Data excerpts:
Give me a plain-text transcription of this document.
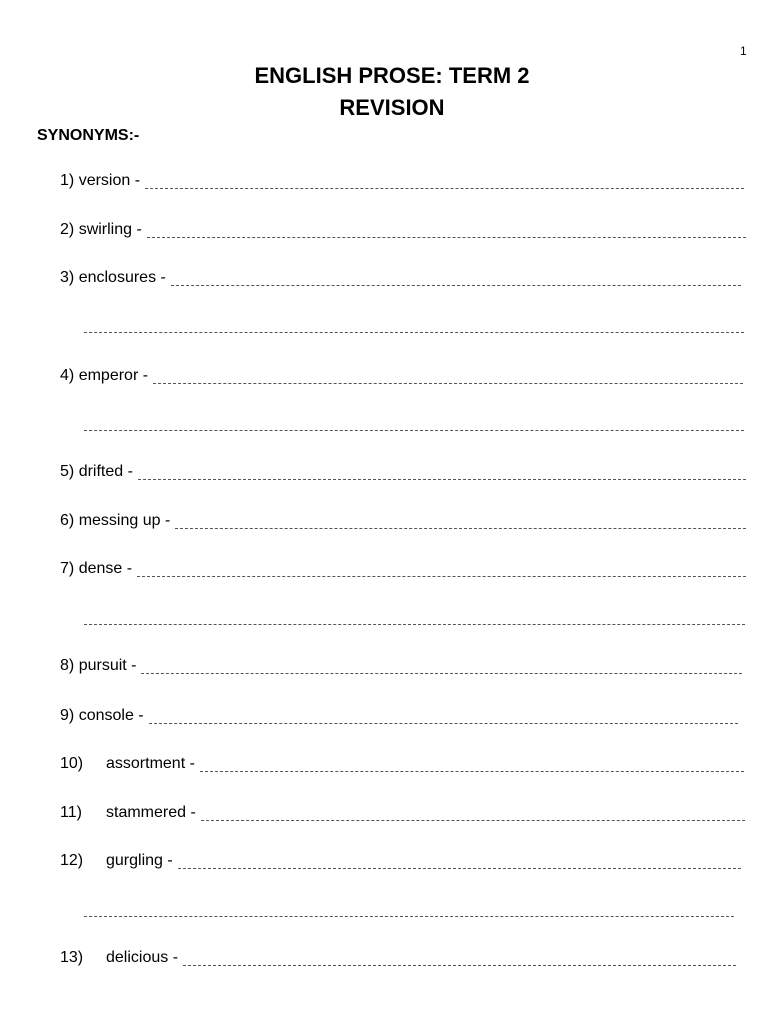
1
ENGLISH PROSE: TERM 2
REVISION
SYNONYMS:-
1)
version -
2)
swirling -
3)
enclosures -
4)
emperor -
5)
drifted -
6)
messing up -
7)
dense -
8)
pursuit -
9)
console -
10)	assortment -
11)	stammered -
12)	gurgling -
13)	delicious -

To do — Leave out the pictures and copy everything else in the records word for word.

Solution to the exercise —
Give me a plain-text transcription of this document.
1
ENGLISH PROSE: TERM 2
REVISION
SYNONYMS:-
1)
version -
2)
swirling -
3)
enclosures -
4)
emperor -
5)
drifted -
6)
messing up -
7)
dense -
8)
pursuit -
9)
console -
10)	assortment -
11)	stammered -
12)	gurgling -
13)	delicious -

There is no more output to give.